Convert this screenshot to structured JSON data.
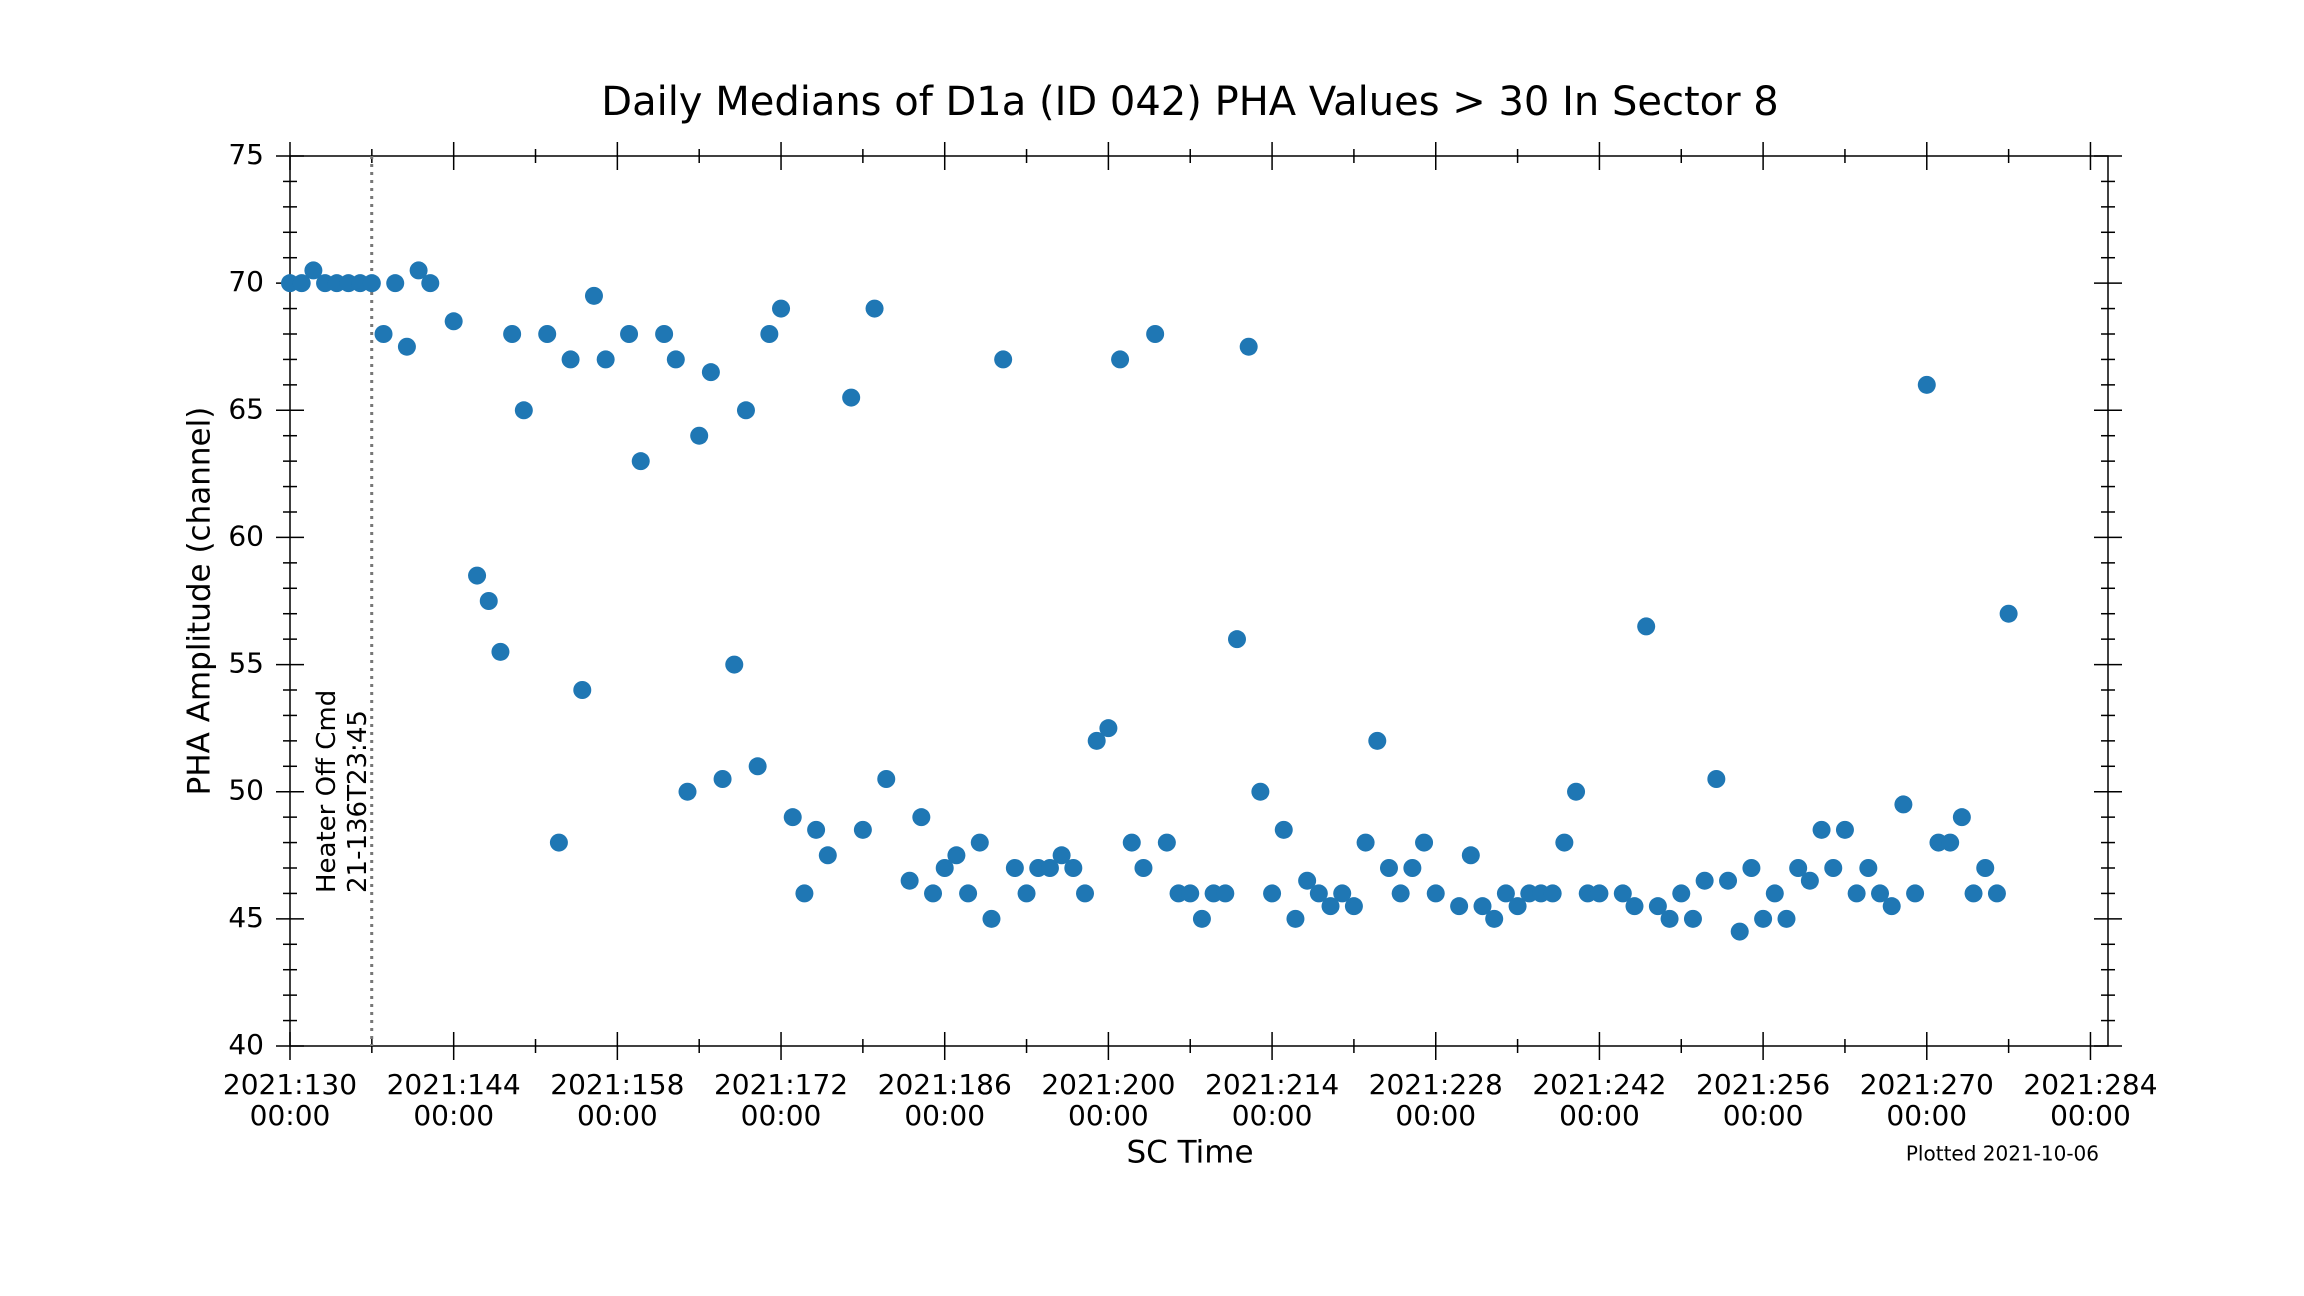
{
  "chart_data": {
    "type": "scatter",
    "title": "Daily Medians of D1a (ID 042) PHA Values > 30 In Sector 8",
    "xlabel": "SC Time",
    "ylabel": "PHA Amplitude (channel)",
    "footnote": "Plotted 2021-10-06",
    "color": "#1f77b4",
    "xlim": [
      130,
      285.5
    ],
    "ylim": [
      40,
      75
    ],
    "xticks": [
      {
        "value": 130,
        "label": [
          "2021:130",
          "00:00"
        ]
      },
      {
        "value": 144,
        "label": [
          "2021:144",
          "00:00"
        ]
      },
      {
        "value": 158,
        "label": [
          "2021:158",
          "00:00"
        ]
      },
      {
        "value": 172,
        "label": [
          "2021:172",
          "00:00"
        ]
      },
      {
        "value": 186,
        "label": [
          "2021:186",
          "00:00"
        ]
      },
      {
        "value": 200,
        "label": [
          "2021:200",
          "00:00"
        ]
      },
      {
        "value": 214,
        "label": [
          "2021:214",
          "00:00"
        ]
      },
      {
        "value": 228,
        "label": [
          "2021:228",
          "00:00"
        ]
      },
      {
        "value": 242,
        "label": [
          "2021:242",
          "00:00"
        ]
      },
      {
        "value": 256,
        "label": [
          "2021:256",
          "00:00"
        ]
      },
      {
        "value": 270,
        "label": [
          "2021:270",
          "00:00"
        ]
      },
      {
        "value": 284,
        "label": [
          "2021:284",
          "00:00"
        ]
      }
    ],
    "xminorticks": [
      137,
      151,
      165,
      179,
      193,
      207,
      221,
      235,
      249,
      263,
      277
    ],
    "yticks": [
      40,
      45,
      50,
      55,
      60,
      65,
      70,
      75
    ],
    "yminorticks": [
      41,
      42,
      43,
      44,
      46,
      47,
      48,
      49,
      51,
      52,
      53,
      54,
      56,
      57,
      58,
      59,
      61,
      62,
      63,
      64,
      66,
      67,
      68,
      69,
      71,
      72,
      73,
      74
    ],
    "annotations": [
      {
        "x": 136.99,
        "lines": [
          "Heater Off Cmd",
          "21-136T23:45"
        ]
      }
    ],
    "x": [
      130,
      131,
      132,
      133,
      134,
      135,
      136,
      137,
      138,
      139,
      140,
      141,
      142,
      144,
      146,
      147,
      148,
      149,
      150,
      152,
      153,
      154,
      155,
      156,
      157,
      159,
      160,
      162,
      163,
      164,
      165,
      166,
      167,
      168,
      169,
      170,
      171,
      172,
      173,
      174,
      175,
      176,
      178,
      179,
      180,
      181,
      183,
      184,
      185,
      186,
      187,
      188,
      189,
      190,
      191,
      192,
      193,
      194,
      195,
      196,
      197,
      198,
      199,
      200,
      201,
      202,
      203,
      204,
      205,
      206,
      207,
      208,
      209,
      210,
      211,
      212,
      213,
      214,
      215,
      216,
      217,
      218,
      219,
      220,
      221,
      222,
      223,
      224,
      225,
      226,
      227,
      228,
      230,
      231,
      232,
      233,
      234,
      235,
      236,
      237,
      238,
      239,
      240,
      241,
      242,
      244,
      245,
      246,
      247,
      248,
      249,
      250,
      251,
      252,
      253,
      254,
      255,
      256,
      257,
      258,
      259,
      260,
      261,
      262,
      263,
      264,
      265,
      266,
      267,
      268,
      269,
      270,
      271,
      272,
      273,
      274,
      275,
      276,
      277
    ],
    "values": [
      70,
      70,
      70.5,
      70,
      70,
      70,
      70,
      70,
      68,
      70,
      67.5,
      70.5,
      70,
      68.5,
      58.5,
      57.5,
      55.5,
      68,
      65,
      68,
      48,
      67,
      54,
      69.5,
      67,
      68,
      63,
      68,
      67,
      50,
      64,
      66.5,
      50.5,
      55,
      65,
      51,
      68,
      69,
      49,
      46,
      48.5,
      47.5,
      65.5,
      48.5,
      69,
      50.5,
      46.5,
      49,
      46,
      47,
      47.5,
      46,
      48,
      45,
      67,
      47,
      46,
      47,
      47,
      47.5,
      47,
      46,
      52,
      52.5,
      67,
      48,
      47,
      68,
      48,
      46,
      46,
      45,
      46,
      46,
      56,
      67.5,
      50,
      46,
      48.5,
      45,
      46.5,
      46,
      45.5,
      46,
      45.5,
      48,
      52,
      47,
      46,
      47,
      48,
      46,
      45.5,
      47.5,
      45.5,
      45,
      46,
      45.5,
      46,
      46,
      46,
      48,
      50,
      46,
      46,
      46,
      45.5,
      56.5,
      45.5,
      45,
      46,
      45,
      46.5,
      50.5,
      46.5,
      44.5,
      47,
      45,
      46,
      45,
      47,
      46.5,
      48.5,
      47,
      48.5,
      46,
      47,
      46,
      45.5,
      49.5,
      46,
      66,
      48,
      48,
      49,
      46,
      47,
      46,
      57
    ]
  }
}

• **AIM OF THE EXERCISE**: Every line above should be returned exactly; the pictures stay out.

• **ANSWER**:
Convert this screenshot to structured JSON data.
{
  "chart_data": {
    "type": "scatter",
    "title": "Daily Medians of D1a (ID 042) PHA Values > 30 In Sector 8",
    "xlabel": "SC Time",
    "ylabel": "PHA Amplitude (channel)",
    "footnote": "Plotted 2021-10-06",
    "color": "#1f77b4",
    "xlim": [
      130,
      285.5
    ],
    "ylim": [
      40,
      75
    ],
    "xticks": [
      {
        "value": 130,
        "label": [
          "2021:130",
          "00:00"
        ]
      },
      {
        "value": 144,
        "label": [
          "2021:144",
          "00:00"
        ]
      },
      {
        "value": 158,
        "label": [
          "2021:158",
          "00:00"
        ]
      },
      {
        "value": 172,
        "label": [
          "2021:172",
          "00:00"
        ]
      },
      {
        "value": 186,
        "label": [
          "2021:186",
          "00:00"
        ]
      },
      {
        "value": 200,
        "label": [
          "2021:200",
          "00:00"
        ]
      },
      {
        "value": 214,
        "label": [
          "2021:214",
          "00:00"
        ]
      },
      {
        "value": 228,
        "label": [
          "2021:228",
          "00:00"
        ]
      },
      {
        "value": 242,
        "label": [
          "2021:242",
          "00:00"
        ]
      },
      {
        "value": 256,
        "label": [
          "2021:256",
          "00:00"
        ]
      },
      {
        "value": 270,
        "label": [
          "2021:270",
          "00:00"
        ]
      },
      {
        "value": 284,
        "label": [
          "2021:284",
          "00:00"
        ]
      }
    ],
    "xminorticks": [
      137,
      151,
      165,
      179,
      193,
      207,
      221,
      235,
      249,
      263,
      277
    ],
    "yticks": [
      40,
      45,
      50,
      55,
      60,
      65,
      70,
      75
    ],
    "yminorticks": [
      41,
      42,
      43,
      44,
      46,
      47,
      48,
      49,
      51,
      52,
      53,
      54,
      56,
      57,
      58,
      59,
      61,
      62,
      63,
      64,
      66,
      67,
      68,
      69,
      71,
      72,
      73,
      74
    ],
    "annotations": [
      {
        "x": 136.99,
        "lines": [
          "Heater Off Cmd",
          "21-136T23:45"
        ]
      }
    ],
    "x": [
      130,
      131,
      132,
      133,
      134,
      135,
      136,
      137,
      138,
      139,
      140,
      141,
      142,
      144,
      146,
      147,
      148,
      149,
      150,
      152,
      153,
      154,
      155,
      156,
      157,
      159,
      160,
      162,
      163,
      164,
      165,
      166,
      167,
      168,
      169,
      170,
      171,
      172,
      173,
      174,
      175,
      176,
      178,
      179,
      180,
      181,
      183,
      184,
      185,
      186,
      187,
      188,
      189,
      190,
      191,
      192,
      193,
      194,
      195,
      196,
      197,
      198,
      199,
      200,
      201,
      202,
      203,
      204,
      205,
      206,
      207,
      208,
      209,
      210,
      211,
      212,
      213,
      214,
      215,
      216,
      217,
      218,
      219,
      220,
      221,
      222,
      223,
      224,
      225,
      226,
      227,
      228,
      230,
      231,
      232,
      233,
      234,
      235,
      236,
      237,
      238,
      239,
      240,
      241,
      242,
      244,
      245,
      246,
      247,
      248,
      249,
      250,
      251,
      252,
      253,
      254,
      255,
      256,
      257,
      258,
      259,
      260,
      261,
      262,
      263,
      264,
      265,
      266,
      267,
      268,
      269,
      270,
      271,
      272,
      273,
      274,
      275,
      276,
      277
    ],
    "values": [
      70,
      70,
      70.5,
      70,
      70,
      70,
      70,
      70,
      68,
      70,
      67.5,
      70.5,
      70,
      68.5,
      58.5,
      57.5,
      55.5,
      68,
      65,
      68,
      48,
      67,
      54,
      69.5,
      67,
      68,
      63,
      68,
      67,
      50,
      64,
      66.5,
      50.5,
      55,
      65,
      51,
      68,
      69,
      49,
      46,
      48.5,
      47.5,
      65.5,
      48.5,
      69,
      50.5,
      46.5,
      49,
      46,
      47,
      47.5,
      46,
      48,
      45,
      67,
      47,
      46,
      47,
      47,
      47.5,
      47,
      46,
      52,
      52.5,
      67,
      48,
      47,
      68,
      48,
      46,
      46,
      45,
      46,
      46,
      56,
      67.5,
      50,
      46,
      48.5,
      45,
      46.5,
      46,
      45.5,
      46,
      45.5,
      48,
      52,
      47,
      46,
      47,
      48,
      46,
      45.5,
      47.5,
      45.5,
      45,
      46,
      45.5,
      46,
      46,
      46,
      48,
      50,
      46,
      46,
      46,
      45.5,
      56.5,
      45.5,
      45,
      46,
      45,
      46.5,
      50.5,
      46.5,
      44.5,
      47,
      45,
      46,
      45,
      47,
      46.5,
      48.5,
      47,
      48.5,
      46,
      47,
      46,
      45.5,
      49.5,
      46,
      66,
      48,
      48,
      49,
      46,
      47,
      46,
      57
    ]
  }
}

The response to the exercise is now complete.